EXERCISE PROMPT — Copy each line with the word "arcsec" in it.

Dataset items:
##########

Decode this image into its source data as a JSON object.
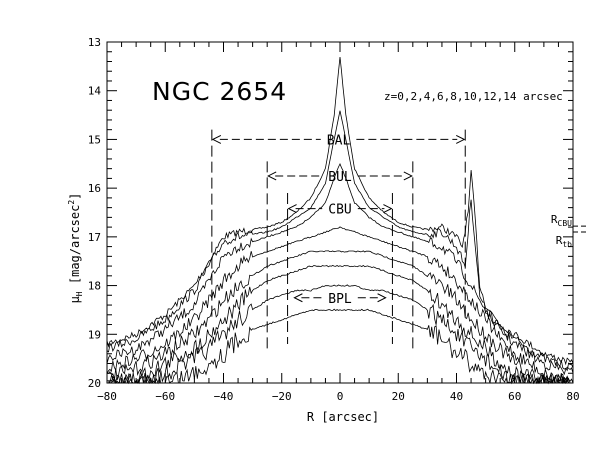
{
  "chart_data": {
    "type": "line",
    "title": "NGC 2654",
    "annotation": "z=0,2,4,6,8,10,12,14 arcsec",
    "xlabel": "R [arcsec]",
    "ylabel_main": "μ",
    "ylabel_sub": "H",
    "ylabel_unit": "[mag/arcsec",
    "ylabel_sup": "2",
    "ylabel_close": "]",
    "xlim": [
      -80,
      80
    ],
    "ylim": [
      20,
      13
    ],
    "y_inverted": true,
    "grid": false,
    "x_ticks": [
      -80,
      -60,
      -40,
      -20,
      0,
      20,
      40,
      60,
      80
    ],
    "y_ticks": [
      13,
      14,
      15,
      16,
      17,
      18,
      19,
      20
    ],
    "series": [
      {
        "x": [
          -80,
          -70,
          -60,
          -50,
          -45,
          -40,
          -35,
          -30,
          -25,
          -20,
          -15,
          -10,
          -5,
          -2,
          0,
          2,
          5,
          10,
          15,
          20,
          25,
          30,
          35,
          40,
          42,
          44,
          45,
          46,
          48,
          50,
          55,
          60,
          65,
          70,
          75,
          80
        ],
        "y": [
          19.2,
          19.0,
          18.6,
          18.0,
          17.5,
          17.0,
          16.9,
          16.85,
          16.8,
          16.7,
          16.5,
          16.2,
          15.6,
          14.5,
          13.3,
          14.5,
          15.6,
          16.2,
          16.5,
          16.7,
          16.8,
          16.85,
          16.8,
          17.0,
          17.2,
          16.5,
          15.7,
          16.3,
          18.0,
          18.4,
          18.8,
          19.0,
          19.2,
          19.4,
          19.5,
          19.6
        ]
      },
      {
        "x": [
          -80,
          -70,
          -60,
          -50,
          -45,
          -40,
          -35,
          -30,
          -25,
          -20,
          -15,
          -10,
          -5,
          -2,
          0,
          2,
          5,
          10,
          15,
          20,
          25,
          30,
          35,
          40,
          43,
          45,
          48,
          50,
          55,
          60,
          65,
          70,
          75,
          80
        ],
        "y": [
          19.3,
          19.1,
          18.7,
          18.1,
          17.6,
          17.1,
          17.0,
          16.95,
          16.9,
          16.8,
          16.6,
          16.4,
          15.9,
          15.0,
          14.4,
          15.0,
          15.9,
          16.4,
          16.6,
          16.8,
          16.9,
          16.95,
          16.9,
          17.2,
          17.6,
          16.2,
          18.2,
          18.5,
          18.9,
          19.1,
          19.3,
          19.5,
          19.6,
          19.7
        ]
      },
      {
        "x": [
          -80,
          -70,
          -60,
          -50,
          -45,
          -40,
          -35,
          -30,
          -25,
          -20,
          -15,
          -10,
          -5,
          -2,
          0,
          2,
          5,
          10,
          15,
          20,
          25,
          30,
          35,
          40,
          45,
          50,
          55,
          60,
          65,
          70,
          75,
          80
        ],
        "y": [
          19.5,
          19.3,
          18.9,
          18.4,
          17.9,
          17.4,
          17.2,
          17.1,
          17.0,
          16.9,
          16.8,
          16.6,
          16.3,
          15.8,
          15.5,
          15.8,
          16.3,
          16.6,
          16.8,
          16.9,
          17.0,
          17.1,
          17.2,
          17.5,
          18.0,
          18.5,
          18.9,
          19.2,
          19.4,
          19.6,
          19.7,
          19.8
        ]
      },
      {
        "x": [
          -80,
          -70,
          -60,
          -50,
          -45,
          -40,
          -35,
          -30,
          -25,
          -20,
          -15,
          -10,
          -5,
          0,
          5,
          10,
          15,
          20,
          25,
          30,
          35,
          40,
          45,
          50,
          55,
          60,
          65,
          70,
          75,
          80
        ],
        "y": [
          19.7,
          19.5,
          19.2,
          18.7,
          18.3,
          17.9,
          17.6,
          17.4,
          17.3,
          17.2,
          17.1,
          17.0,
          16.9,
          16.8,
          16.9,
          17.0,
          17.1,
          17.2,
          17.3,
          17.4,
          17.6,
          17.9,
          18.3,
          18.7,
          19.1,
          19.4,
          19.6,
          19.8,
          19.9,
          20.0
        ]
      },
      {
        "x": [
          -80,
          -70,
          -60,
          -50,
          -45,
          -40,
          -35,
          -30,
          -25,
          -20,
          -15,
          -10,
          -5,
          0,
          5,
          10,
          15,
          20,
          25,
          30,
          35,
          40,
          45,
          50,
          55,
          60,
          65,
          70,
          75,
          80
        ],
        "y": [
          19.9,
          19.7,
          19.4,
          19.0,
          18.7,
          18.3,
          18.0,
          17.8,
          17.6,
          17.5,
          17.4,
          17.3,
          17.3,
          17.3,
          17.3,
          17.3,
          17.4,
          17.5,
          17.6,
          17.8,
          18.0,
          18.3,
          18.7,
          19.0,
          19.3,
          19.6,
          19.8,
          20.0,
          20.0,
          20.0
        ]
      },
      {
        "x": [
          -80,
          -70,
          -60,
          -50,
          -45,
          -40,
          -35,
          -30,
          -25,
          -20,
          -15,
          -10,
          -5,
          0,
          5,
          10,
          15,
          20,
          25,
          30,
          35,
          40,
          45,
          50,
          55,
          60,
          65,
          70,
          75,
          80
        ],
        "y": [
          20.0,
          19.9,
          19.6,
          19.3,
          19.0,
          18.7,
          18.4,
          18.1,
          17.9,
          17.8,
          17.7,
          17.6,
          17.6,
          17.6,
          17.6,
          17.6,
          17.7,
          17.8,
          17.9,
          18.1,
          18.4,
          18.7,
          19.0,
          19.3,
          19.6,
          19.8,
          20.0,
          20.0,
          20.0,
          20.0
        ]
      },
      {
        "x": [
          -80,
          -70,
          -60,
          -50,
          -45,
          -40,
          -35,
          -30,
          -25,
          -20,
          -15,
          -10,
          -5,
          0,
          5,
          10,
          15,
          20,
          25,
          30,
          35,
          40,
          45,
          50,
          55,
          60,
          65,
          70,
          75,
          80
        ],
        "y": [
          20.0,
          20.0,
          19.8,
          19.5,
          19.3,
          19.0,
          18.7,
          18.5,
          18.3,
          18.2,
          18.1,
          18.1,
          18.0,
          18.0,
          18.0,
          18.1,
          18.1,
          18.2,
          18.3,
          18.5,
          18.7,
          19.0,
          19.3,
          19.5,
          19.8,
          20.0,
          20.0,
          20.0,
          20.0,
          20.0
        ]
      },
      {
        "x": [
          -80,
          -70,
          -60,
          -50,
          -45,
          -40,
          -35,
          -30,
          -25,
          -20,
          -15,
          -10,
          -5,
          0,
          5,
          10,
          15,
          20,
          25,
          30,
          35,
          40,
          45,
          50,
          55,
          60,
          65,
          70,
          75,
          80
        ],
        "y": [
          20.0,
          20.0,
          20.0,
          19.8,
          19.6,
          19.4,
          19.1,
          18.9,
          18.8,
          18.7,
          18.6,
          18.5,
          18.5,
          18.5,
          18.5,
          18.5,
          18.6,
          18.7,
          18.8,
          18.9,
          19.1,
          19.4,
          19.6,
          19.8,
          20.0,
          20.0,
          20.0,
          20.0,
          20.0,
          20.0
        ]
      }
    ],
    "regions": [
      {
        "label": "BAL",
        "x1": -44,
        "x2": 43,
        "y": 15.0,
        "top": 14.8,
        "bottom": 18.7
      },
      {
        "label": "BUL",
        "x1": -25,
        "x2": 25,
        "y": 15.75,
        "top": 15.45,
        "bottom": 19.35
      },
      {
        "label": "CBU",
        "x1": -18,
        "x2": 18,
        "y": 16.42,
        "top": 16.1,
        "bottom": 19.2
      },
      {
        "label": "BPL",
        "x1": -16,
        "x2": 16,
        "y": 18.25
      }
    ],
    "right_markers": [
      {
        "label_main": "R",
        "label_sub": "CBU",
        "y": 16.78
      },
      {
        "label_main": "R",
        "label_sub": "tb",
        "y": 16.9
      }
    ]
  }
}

##########

ANSWER —
    "annotation": "z=0,2,4,6,8,10,12,14 arcsec",
    "xlabel": "R [arcsec]",
    "ylabel_unit": "[mag/arcsec",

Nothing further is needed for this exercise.